**Aim**
Each entry in the listing below should be restated word for word.

**Given records**
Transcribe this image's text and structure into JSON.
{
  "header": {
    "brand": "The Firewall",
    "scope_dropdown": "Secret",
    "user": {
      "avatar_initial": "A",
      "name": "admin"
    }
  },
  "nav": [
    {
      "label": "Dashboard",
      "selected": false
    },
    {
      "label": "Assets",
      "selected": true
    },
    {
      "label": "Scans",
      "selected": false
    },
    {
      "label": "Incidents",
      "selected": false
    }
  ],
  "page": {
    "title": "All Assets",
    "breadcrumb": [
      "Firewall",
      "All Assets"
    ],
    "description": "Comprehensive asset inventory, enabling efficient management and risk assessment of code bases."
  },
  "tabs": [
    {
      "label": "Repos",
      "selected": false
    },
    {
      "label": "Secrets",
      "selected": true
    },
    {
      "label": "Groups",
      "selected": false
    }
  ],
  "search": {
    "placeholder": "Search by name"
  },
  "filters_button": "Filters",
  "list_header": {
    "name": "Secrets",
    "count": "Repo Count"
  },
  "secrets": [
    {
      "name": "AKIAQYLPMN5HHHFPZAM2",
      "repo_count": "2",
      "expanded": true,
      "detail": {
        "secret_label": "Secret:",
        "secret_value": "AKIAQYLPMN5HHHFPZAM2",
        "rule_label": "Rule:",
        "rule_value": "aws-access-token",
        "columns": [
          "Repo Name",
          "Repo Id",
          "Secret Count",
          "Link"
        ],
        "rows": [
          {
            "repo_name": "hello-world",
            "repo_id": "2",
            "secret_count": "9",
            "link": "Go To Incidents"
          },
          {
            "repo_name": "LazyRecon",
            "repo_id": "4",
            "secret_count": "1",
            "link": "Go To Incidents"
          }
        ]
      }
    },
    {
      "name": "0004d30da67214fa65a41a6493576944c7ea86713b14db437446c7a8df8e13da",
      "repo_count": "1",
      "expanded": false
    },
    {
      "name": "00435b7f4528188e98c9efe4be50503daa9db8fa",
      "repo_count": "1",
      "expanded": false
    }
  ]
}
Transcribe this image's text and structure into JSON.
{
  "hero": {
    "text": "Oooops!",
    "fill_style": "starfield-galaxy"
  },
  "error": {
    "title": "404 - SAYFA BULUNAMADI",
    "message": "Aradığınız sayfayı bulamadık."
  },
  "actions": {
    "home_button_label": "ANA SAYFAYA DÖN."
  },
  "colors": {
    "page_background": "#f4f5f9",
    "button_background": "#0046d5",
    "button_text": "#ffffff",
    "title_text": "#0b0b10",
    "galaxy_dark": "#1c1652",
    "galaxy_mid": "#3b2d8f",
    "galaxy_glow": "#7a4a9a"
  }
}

**Answer for this exercise**
Transcribe this image's text and structure into JSON.
{
  "header": {
    "brand": "The Firewall",
    "scope_dropdown": "Secret",
    "user": {
      "avatar_initial": "A",
      "name": "admin"
    }
  },
  "nav": [
    {
      "label": "Dashboard",
      "selected": false
    },
    {
      "label": "Assets",
      "selected": true
    },
    {
      "label": "Scans",
      "selected": false
    },
    {
      "label": "Incidents",
      "selected": false
    }
  ],
  "page": {
    "title": "All Assets",
    "breadcrumb": [
      "Firewall",
      "All Assets"
    ],
    "description": "Comprehensive asset inventory, enabling efficient management and risk assessment of code bases."
  },
  "tabs": [
    {
      "label": "Repos",
      "selected": false
    },
    {
      "label": "Secrets",
      "selected": true
    },
    {
      "label": "Groups",
      "selected": false
    }
  ],
  "search": {
    "placeholder": "Search by name"
  },
  "filters_button": "Filters",
  "list_header": {
    "name": "Secrets",
    "count": "Repo Count"
  },
  "secrets": [
    {
      "name": "AKIAQYLPMN5HHHFPZAM2",
      "repo_count": "2",
      "expanded": true,
      "detail": {
        "secret_label": "Secret:",
        "secret_value": "AKIAQYLPMN5HHHFPZAM2",
        "rule_label": "Rule:",
        "rule_value": "aws-access-token",
        "columns": [
          "Repo Name",
          "Repo Id",
          "Secret Count",
          "Link"
        ],
        "rows": [
          {
            "repo_name": "hello-world",
            "repo_id": "2",
            "secret_count": "9",
            "link": "Go To Incidents"
          },
          {
            "repo_name": "LazyRecon",
            "repo_id": "4",
            "secret_count": "1",
            "link": "Go To Incidents"
          }
        ]
      }
    },
    {
      "name": "0004d30da67214fa65a41a6493576944c7ea86713b14db437446c7a8df8e13da",
      "repo_count": "1",
      "expanded": false
    },
    {
      "name": "00435b7f4528188e98c9efe4be50503daa9db8fa",
      "repo_count": "1",
      "expanded": false
    }
  ]
}
Transcribe this image's text and structure into JSON.
{
  "hero": {
    "text": "Oooops!",
    "fill_style": "starfield-galaxy"
  },
  "error": {
    "title": "404 - SAYFA BULUNAMADI",
    "message": "Aradığınız sayfayı bulamadık."
  },
  "actions": {
    "home_button_label": "ANA SAYFAYA DÖN."
  },
  "colors": {
    "page_background": "#f4f5f9",
    "button_background": "#0046d5",
    "button_text": "#ffffff",
    "title_text": "#0b0b10",
    "galaxy_dark": "#1c1652",
    "galaxy_mid": "#3b2d8f",
    "galaxy_glow": "#7a4a9a"
  }
}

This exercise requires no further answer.